━━ DATA ROWS
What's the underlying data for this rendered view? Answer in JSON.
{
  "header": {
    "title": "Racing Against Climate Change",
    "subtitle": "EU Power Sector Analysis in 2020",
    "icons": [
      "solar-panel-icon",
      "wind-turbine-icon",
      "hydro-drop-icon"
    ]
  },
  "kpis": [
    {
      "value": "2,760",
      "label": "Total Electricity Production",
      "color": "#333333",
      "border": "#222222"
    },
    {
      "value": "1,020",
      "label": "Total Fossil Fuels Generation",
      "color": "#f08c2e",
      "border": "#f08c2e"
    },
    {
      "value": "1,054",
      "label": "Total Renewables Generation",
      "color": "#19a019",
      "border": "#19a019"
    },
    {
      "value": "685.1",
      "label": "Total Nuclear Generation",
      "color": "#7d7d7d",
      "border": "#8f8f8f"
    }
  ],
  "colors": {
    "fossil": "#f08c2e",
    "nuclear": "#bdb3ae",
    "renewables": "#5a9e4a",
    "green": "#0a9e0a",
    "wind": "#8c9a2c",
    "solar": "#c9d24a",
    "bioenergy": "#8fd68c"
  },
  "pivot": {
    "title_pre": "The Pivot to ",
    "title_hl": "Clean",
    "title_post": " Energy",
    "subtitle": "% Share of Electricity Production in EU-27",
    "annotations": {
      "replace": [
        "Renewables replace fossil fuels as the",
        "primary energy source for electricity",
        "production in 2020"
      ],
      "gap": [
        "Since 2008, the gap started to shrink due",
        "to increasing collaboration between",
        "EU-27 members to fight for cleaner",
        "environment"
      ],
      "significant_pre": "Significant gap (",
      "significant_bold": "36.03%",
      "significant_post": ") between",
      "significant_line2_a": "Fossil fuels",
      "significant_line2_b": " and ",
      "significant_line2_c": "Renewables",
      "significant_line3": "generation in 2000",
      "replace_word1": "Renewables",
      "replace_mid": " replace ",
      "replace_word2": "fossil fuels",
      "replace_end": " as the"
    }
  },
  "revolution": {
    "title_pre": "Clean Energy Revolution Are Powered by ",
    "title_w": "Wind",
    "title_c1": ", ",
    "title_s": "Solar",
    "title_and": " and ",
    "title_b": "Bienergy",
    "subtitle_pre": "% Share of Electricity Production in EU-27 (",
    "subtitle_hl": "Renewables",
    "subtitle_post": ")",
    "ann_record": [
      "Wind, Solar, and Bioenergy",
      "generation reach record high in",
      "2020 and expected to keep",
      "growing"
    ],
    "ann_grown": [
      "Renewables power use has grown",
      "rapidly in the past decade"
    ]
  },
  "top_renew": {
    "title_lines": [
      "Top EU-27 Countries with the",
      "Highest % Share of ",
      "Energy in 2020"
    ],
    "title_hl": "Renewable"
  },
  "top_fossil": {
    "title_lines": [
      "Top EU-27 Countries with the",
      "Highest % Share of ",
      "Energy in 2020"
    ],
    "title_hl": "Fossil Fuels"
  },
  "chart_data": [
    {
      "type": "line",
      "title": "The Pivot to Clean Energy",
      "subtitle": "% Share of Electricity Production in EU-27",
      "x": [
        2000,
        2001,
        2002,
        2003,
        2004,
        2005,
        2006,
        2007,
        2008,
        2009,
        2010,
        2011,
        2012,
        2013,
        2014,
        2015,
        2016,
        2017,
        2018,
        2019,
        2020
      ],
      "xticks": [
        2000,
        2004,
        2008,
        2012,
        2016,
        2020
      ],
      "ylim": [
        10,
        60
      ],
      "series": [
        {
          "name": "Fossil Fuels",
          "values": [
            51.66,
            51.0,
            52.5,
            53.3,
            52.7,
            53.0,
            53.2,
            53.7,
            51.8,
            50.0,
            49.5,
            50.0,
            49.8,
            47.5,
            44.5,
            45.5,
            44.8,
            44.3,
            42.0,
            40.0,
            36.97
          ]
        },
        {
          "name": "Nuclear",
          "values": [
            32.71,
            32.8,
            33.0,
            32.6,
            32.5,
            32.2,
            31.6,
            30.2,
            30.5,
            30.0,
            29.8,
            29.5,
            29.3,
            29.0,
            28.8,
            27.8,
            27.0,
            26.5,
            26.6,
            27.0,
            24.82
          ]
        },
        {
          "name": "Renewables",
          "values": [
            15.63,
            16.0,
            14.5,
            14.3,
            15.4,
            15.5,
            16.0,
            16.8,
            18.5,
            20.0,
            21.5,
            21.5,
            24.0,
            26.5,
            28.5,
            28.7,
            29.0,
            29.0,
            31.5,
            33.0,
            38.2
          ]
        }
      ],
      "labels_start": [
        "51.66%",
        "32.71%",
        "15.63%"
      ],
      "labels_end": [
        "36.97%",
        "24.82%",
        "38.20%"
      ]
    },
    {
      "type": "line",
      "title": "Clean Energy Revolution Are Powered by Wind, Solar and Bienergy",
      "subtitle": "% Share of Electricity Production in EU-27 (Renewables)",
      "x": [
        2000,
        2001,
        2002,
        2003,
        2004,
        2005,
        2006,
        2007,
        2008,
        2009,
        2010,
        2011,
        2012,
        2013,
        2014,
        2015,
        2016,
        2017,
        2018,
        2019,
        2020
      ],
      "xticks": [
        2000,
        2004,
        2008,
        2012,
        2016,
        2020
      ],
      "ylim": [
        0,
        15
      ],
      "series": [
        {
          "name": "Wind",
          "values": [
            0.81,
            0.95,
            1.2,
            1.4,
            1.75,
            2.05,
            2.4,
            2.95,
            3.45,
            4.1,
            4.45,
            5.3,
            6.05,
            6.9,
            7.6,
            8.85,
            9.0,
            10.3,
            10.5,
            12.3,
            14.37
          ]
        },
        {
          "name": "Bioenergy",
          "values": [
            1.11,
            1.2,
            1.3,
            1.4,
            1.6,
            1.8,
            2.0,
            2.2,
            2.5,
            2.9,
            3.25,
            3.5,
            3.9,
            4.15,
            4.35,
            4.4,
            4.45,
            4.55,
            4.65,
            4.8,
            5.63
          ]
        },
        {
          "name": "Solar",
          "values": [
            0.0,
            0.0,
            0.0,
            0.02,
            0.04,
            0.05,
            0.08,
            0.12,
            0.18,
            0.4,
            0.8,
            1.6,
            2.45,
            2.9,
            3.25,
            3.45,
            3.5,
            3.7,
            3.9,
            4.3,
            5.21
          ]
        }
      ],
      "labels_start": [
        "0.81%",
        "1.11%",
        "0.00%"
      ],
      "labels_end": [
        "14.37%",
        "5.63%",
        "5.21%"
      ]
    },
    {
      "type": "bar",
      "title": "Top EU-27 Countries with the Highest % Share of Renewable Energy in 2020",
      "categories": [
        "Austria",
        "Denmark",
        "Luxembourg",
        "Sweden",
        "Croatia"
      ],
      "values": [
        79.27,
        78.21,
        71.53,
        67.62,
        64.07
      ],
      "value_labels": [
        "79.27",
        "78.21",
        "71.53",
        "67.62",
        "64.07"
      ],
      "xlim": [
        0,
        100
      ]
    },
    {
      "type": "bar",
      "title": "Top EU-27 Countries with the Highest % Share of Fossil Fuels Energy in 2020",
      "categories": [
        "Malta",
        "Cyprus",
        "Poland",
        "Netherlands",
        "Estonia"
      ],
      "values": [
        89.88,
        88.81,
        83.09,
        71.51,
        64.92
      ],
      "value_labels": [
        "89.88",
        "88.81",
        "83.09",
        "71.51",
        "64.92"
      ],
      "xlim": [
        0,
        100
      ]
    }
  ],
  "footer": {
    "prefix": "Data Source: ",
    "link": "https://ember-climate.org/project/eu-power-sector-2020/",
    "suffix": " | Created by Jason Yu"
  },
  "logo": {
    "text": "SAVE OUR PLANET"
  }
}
━━━━
**SET TASK:** Copy out the material word for word and line for line.

**IN RESPONSE:**
What's the underlying data for this rendered view? Answer in JSON.
{
  "header": {
    "title": "Racing Against Climate Change",
    "subtitle": "EU Power Sector Analysis in 2020",
    "icons": [
      "solar-panel-icon",
      "wind-turbine-icon",
      "hydro-drop-icon"
    ]
  },
  "kpis": [
    {
      "value": "2,760",
      "label": "Total Electricity Production",
      "color": "#333333",
      "border": "#222222"
    },
    {
      "value": "1,020",
      "label": "Total Fossil Fuels Generation",
      "color": "#f08c2e",
      "border": "#f08c2e"
    },
    {
      "value": "1,054",
      "label": "Total Renewables Generation",
      "color": "#19a019",
      "border": "#19a019"
    },
    {
      "value": "685.1",
      "label": "Total Nuclear Generation",
      "color": "#7d7d7d",
      "border": "#8f8f8f"
    }
  ],
  "colors": {
    "fossil": "#f08c2e",
    "nuclear": "#bdb3ae",
    "renewables": "#5a9e4a",
    "green": "#0a9e0a",
    "wind": "#8c9a2c",
    "solar": "#c9d24a",
    "bioenergy": "#8fd68c"
  },
  "pivot": {
    "title_pre": "The Pivot to ",
    "title_hl": "Clean",
    "title_post": " Energy",
    "subtitle": "% Share of Electricity Production in EU-27",
    "annotations": {
      "replace": [
        "Renewables replace fossil fuels as the",
        "primary energy source for electricity",
        "production in 2020"
      ],
      "gap": [
        "Since 2008, the gap started to shrink due",
        "to increasing collaboration between",
        "EU-27 members to fight for cleaner",
        "environment"
      ],
      "significant_pre": "Significant gap (",
      "significant_bold": "36.03%",
      "significant_post": ") between",
      "significant_line2_a": "Fossil fuels",
      "significant_line2_b": " and ",
      "significant_line2_c": "Renewables",
      "significant_line3": "generation in 2000",
      "replace_word1": "Renewables",
      "replace_mid": " replace ",
      "replace_word2": "fossil fuels",
      "replace_end": " as the"
    }
  },
  "revolution": {
    "title_pre": "Clean Energy Revolution Are Powered by ",
    "title_w": "Wind",
    "title_c1": ", ",
    "title_s": "Solar",
    "title_and": " and ",
    "title_b": "Bienergy",
    "subtitle_pre": "% Share of Electricity Production in EU-27 (",
    "subtitle_hl": "Renewables",
    "subtitle_post": ")",
    "ann_record": [
      "Wind, Solar, and Bioenergy",
      "generation reach record high in",
      "2020 and expected to keep",
      "growing"
    ],
    "ann_grown": [
      "Renewables power use has grown",
      "rapidly in the past decade"
    ]
  },
  "top_renew": {
    "title_lines": [
      "Top EU-27 Countries with the",
      "Highest % Share of ",
      "Energy in 2020"
    ],
    "title_hl": "Renewable"
  },
  "top_fossil": {
    "title_lines": [
      "Top EU-27 Countries with the",
      "Highest % Share of ",
      "Energy in 2020"
    ],
    "title_hl": "Fossil Fuels"
  },
  "chart_data": [
    {
      "type": "line",
      "title": "The Pivot to Clean Energy",
      "subtitle": "% Share of Electricity Production in EU-27",
      "x": [
        2000,
        2001,
        2002,
        2003,
        2004,
        2005,
        2006,
        2007,
        2008,
        2009,
        2010,
        2011,
        2012,
        2013,
        2014,
        2015,
        2016,
        2017,
        2018,
        2019,
        2020
      ],
      "xticks": [
        2000,
        2004,
        2008,
        2012,
        2016,
        2020
      ],
      "ylim": [
        10,
        60
      ],
      "series": [
        {
          "name": "Fossil Fuels",
          "values": [
            51.66,
            51.0,
            52.5,
            53.3,
            52.7,
            53.0,
            53.2,
            53.7,
            51.8,
            50.0,
            49.5,
            50.0,
            49.8,
            47.5,
            44.5,
            45.5,
            44.8,
            44.3,
            42.0,
            40.0,
            36.97
          ]
        },
        {
          "name": "Nuclear",
          "values": [
            32.71,
            32.8,
            33.0,
            32.6,
            32.5,
            32.2,
            31.6,
            30.2,
            30.5,
            30.0,
            29.8,
            29.5,
            29.3,
            29.0,
            28.8,
            27.8,
            27.0,
            26.5,
            26.6,
            27.0,
            24.82
          ]
        },
        {
          "name": "Renewables",
          "values": [
            15.63,
            16.0,
            14.5,
            14.3,
            15.4,
            15.5,
            16.0,
            16.8,
            18.5,
            20.0,
            21.5,
            21.5,
            24.0,
            26.5,
            28.5,
            28.7,
            29.0,
            29.0,
            31.5,
            33.0,
            38.2
          ]
        }
      ],
      "labels_start": [
        "51.66%",
        "32.71%",
        "15.63%"
      ],
      "labels_end": [
        "36.97%",
        "24.82%",
        "38.20%"
      ]
    },
    {
      "type": "line",
      "title": "Clean Energy Revolution Are Powered by Wind, Solar and Bienergy",
      "subtitle": "% Share of Electricity Production in EU-27 (Renewables)",
      "x": [
        2000,
        2001,
        2002,
        2003,
        2004,
        2005,
        2006,
        2007,
        2008,
        2009,
        2010,
        2011,
        2012,
        2013,
        2014,
        2015,
        2016,
        2017,
        2018,
        2019,
        2020
      ],
      "xticks": [
        2000,
        2004,
        2008,
        2012,
        2016,
        2020
      ],
      "ylim": [
        0,
        15
      ],
      "series": [
        {
          "name": "Wind",
          "values": [
            0.81,
            0.95,
            1.2,
            1.4,
            1.75,
            2.05,
            2.4,
            2.95,
            3.45,
            4.1,
            4.45,
            5.3,
            6.05,
            6.9,
            7.6,
            8.85,
            9.0,
            10.3,
            10.5,
            12.3,
            14.37
          ]
        },
        {
          "name": "Bioenergy",
          "values": [
            1.11,
            1.2,
            1.3,
            1.4,
            1.6,
            1.8,
            2.0,
            2.2,
            2.5,
            2.9,
            3.25,
            3.5,
            3.9,
            4.15,
            4.35,
            4.4,
            4.45,
            4.55,
            4.65,
            4.8,
            5.63
          ]
        },
        {
          "name": "Solar",
          "values": [
            0.0,
            0.0,
            0.0,
            0.02,
            0.04,
            0.05,
            0.08,
            0.12,
            0.18,
            0.4,
            0.8,
            1.6,
            2.45,
            2.9,
            3.25,
            3.45,
            3.5,
            3.7,
            3.9,
            4.3,
            5.21
          ]
        }
      ],
      "labels_start": [
        "0.81%",
        "1.11%",
        "0.00%"
      ],
      "labels_end": [
        "14.37%",
        "5.63%",
        "5.21%"
      ]
    },
    {
      "type": "bar",
      "title": "Top EU-27 Countries with the Highest % Share of Renewable Energy in 2020",
      "categories": [
        "Austria",
        "Denmark",
        "Luxembourg",
        "Sweden",
        "Croatia"
      ],
      "values": [
        79.27,
        78.21,
        71.53,
        67.62,
        64.07
      ],
      "value_labels": [
        "79.27",
        "78.21",
        "71.53",
        "67.62",
        "64.07"
      ],
      "xlim": [
        0,
        100
      ]
    },
    {
      "type": "bar",
      "title": "Top EU-27 Countries with the Highest % Share of Fossil Fuels Energy in 2020",
      "categories": [
        "Malta",
        "Cyprus",
        "Poland",
        "Netherlands",
        "Estonia"
      ],
      "values": [
        89.88,
        88.81,
        83.09,
        71.51,
        64.92
      ],
      "value_labels": [
        "89.88",
        "88.81",
        "83.09",
        "71.51",
        "64.92"
      ],
      "xlim": [
        0,
        100
      ]
    }
  ],
  "footer": {
    "prefix": "Data Source: ",
    "link": "https://ember-climate.org/project/eu-power-sector-2020/",
    "suffix": " | Created by Jason Yu"
  },
  "logo": {
    "text": "SAVE OUR PLANET"
  }
}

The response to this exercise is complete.